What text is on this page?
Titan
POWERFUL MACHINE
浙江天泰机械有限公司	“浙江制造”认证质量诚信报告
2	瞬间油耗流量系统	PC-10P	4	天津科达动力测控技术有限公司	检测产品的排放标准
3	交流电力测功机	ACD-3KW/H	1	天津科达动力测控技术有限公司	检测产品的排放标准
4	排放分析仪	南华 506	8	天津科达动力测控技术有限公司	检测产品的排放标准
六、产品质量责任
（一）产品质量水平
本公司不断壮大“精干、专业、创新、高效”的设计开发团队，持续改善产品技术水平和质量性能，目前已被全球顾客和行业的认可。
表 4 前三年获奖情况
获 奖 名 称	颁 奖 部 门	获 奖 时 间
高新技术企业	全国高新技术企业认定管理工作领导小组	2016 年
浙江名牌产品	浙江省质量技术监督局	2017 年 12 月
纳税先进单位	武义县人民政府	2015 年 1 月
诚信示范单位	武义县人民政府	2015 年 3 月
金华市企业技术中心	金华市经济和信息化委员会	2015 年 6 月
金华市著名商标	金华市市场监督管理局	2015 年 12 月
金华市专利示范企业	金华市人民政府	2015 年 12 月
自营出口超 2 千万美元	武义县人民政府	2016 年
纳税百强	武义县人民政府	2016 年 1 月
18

● ● ● ●

## Exercise task:
Each line of the listing should be echoed back exactly.

## Exercise answer:
What text is on this page?
Titan
POWERFUL MACHINE
浙江天泰机械有限公司	“浙江制造”认证质量诚信报告
2	瞬间油耗流量系统	PC-10P	4	天津科达动力测控技术有限公司	检测产品的排放标准
3	交流电力测功机	ACD-3KW/H	1	天津科达动力测控技术有限公司	检测产品的排放标准
4	排放分析仪	南华 506	8	天津科达动力测控技术有限公司	检测产品的排放标准
六、产品质量责任
（一）产品质量水平
本公司不断壮大“精干、专业、创新、高效”的设计开发团队，持续改善产品技术水平和质量性能，目前已被全球顾客和行业的认可。
表 4 前三年获奖情况
获 奖 名 称	颁 奖 部 门	获 奖 时 间
高新技术企业	全国高新技术企业认定管理工作领导小组	2016 年
浙江名牌产品	浙江省质量技术监督局	2017 年 12 月
纳税先进单位	武义县人民政府	2015 年 1 月
诚信示范单位	武义县人民政府	2015 年 3 月
金华市企业技术中心	金华市经济和信息化委员会	2015 年 6 月
金华市著名商标	金华市市场监督管理局	2015 年 12 月
金华市专利示范企业	金华市人民政府	2015 年 12 月
自营出口超 2 千万美元	武义县人民政府	2016 年
纳税百强	武义县人民政府	2016 年 1 月
18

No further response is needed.